O que fazer -
**A)** Diga se cada afirmação abaixo está de acordo com o texto sobre o Natal algarvio: (i) nas terras do interior serrenho, a neve e o frio forte prendiam as pessoas em casa; (ii) os mais jovens visitavam os lares mais queridos e também os mais abastados; (iii) as festas de Natal eram iguais em todas as regiões. Responda sim ou não a cada uma e copie as palavras do texto que decidem a resposta.
**B)** Cite, sem mudar nada, o trecho do texto sobre o Natal algarvio que começa em "Mesmo assim, apesar" e segue até "à fraternidade humana.".
**C)** Continue o texto sobre o Natal algarvio a partir do ponto em que ele termina.

Mesmo assim, apesar de todas as atrocidades etnográficas a que impavidamente temos vindo a assistir, o Natal é, e será sempre, a festa do lar e da família, a apoteose da criança, e um hino de paz que apela à fraternidade humana. 

Lareira tradicional da serra algarvia
À procura do Natal algarvio

Tal como antes afirmamos, não existe hoje propriamente um Natal algarvio, contudo tempos houve em que as manifestações natalícias se transformavam em verdadeiras festas da comunidade, variando de região para região, às vezes mesmo de concelho para concelho. Nos “montes”, nos lugares da serra e nas pequenas freguesias rurais, era evidente o sentimento de solidariedade e de confraternização entre os seus membros, ao qual o espírito religioso emprestava uma forte consistência. Era, curiosamente, uma festa deambulatória, se assim se lhe pode chamar, usando o lar e a igreja como balizas duma intercomunicabilidade fraternal em que as velhas desavenças e incompatibilidades se desfaziam num amplexo que o respetivo pároco se esforçava por estreitar. Nas terras do interior serrenho, emolduradas num luminoso cenário de azul-cobalto, faltava-lhes a neve ou o frio enregelante capaz de reter as suas gentes no aconchego da cálida lareira.
Era por isso que as famílias se visitavam, os mais jovens percorriam as ruas a visitar os lares mais queridos e também os mais abastados, comendo, aqui e ali, deliciosos pastéis de mel e provando espirituosos vinhos. A bondosa inocência do serrenho algarvio impregnava o Natal de um calor humano verdadeiramente inigualável.

Linhas de dados -

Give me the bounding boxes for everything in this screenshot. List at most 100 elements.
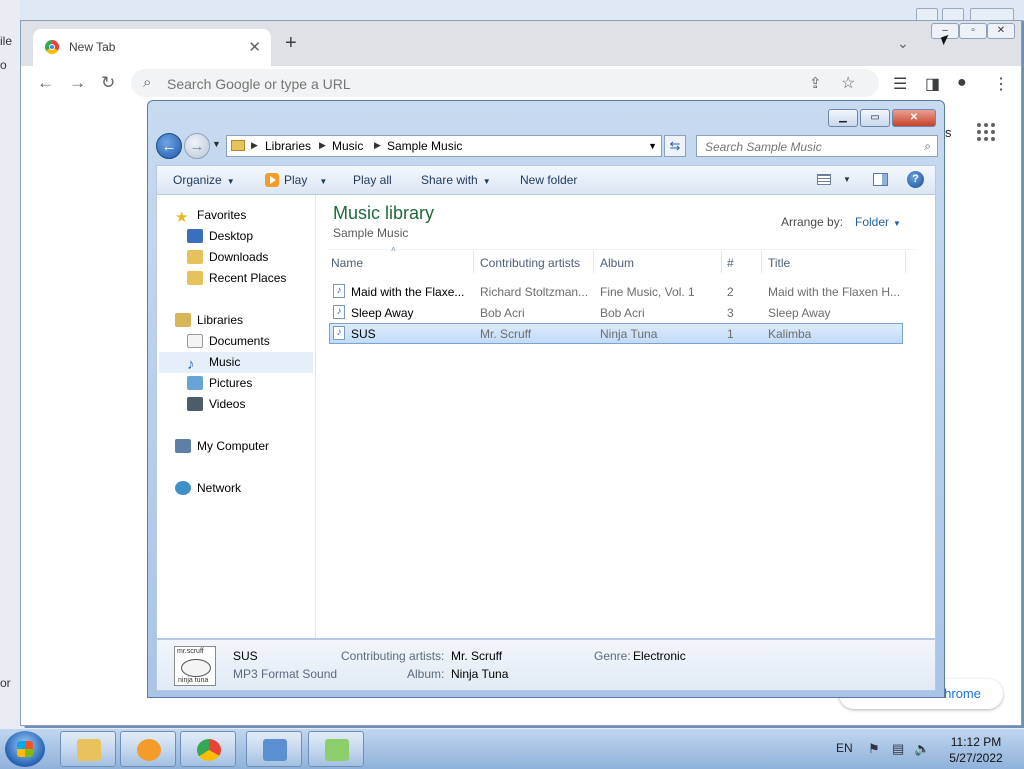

Respostas do exercício -
**A)**
(i) Não: "faltava-lhes a neve ou o frio enregelante capaz de reter as suas gentes no aconchego da cálida lareira".
(ii) Sim: "os mais jovens percorriam as ruas a visitar os lares mais queridos e também os mais abastados".
(iii) Não: "variando de região para região, às vezes mesmo de concelho para concelho".

**B)**
Mesmo assim, apesar de todas as atrocidades etnográficas a que impavidamente temos vindo a assistir, o Natal é, e será sempre, a festa do lar e da família, a apoteose da criança, e um hino de paz que apela à fraternidade humana.

**C)**
Na esperança de encontrarmos a chama ardente desse passado, e das genuínas manifestações culturais natalícias, deslocámo-nos até ao vasto e recôndito concelho de São Brás de Alportel, que se espraia, algo perdido e quase esquecido, pela serra algarvia, cujos lugarejos percorremos ao sabor e à aventura de seculares caminhos. Conversámos com vários anciãos de provecta idade, em diferentes “montes” e em esconsos sítios, mas também falámos com pessoas instruídas e até com alguns jovens, que nesta quadra retornam às suas origens familiares para passarem as suas férias natalícias. No cômputo desse ligeiro inquérito, verificamos que as tradições antigas já se perderam, e que na sua maioria são já irrecuperáveis; que a juventude pouco se interessa com o passado e que despreza as tradições etnográficas; que a televisão, pela sua massificação telenovelesca, faz reter as pessoas em casa e retira o convívio social, perdendo-se também o diálogo familiar em torno da lareira, durante o qual se transmitiam aos jovens as estórias do romanceiro popular; que a carestia de vida exterminou quase por completo as visitas aos lares para estreitar relações, trocar conhecimentos agrícolas e acertar preços para a venda dos seus produtos… Mais consensual entre as diferentes gerações é a ideia de o Natal ser a época em que se recebem presentes, sendo, enfim, a consoada uma noite especialmente feliz, mas muito menos alegre do que a noite da Passagem de Ano.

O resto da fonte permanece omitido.